Material —
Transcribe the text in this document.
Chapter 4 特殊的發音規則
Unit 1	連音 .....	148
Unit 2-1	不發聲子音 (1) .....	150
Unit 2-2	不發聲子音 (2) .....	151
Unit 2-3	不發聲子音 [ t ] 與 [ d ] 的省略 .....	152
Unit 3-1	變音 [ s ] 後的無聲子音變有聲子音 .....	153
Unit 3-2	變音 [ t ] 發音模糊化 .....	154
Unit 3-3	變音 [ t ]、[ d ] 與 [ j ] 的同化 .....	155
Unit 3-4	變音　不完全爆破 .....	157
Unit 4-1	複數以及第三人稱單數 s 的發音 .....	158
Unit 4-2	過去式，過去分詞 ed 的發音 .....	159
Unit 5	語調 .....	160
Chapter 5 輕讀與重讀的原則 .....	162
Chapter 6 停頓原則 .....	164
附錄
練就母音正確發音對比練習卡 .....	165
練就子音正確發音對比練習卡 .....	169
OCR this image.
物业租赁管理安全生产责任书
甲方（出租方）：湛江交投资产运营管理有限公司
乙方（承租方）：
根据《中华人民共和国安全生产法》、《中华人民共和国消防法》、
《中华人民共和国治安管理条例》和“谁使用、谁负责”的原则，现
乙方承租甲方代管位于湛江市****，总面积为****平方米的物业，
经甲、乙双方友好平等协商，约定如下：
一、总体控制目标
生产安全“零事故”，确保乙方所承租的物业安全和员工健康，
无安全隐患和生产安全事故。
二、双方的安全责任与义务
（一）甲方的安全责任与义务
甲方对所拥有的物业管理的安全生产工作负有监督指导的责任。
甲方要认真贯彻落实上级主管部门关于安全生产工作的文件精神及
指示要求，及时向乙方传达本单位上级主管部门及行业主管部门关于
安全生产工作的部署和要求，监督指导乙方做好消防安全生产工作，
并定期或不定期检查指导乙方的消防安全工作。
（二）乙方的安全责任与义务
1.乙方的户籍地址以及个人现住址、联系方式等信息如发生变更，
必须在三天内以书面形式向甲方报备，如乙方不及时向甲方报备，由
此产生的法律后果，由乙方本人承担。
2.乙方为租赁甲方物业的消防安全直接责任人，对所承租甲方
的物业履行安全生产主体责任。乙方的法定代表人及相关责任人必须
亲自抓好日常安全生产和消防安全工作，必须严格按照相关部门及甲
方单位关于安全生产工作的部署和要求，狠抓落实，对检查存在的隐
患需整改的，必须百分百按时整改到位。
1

Exercise details —
Pull out every line in the material above where "this" occurs.

Written solution —
Transcribe the text in this document.
OCR this image.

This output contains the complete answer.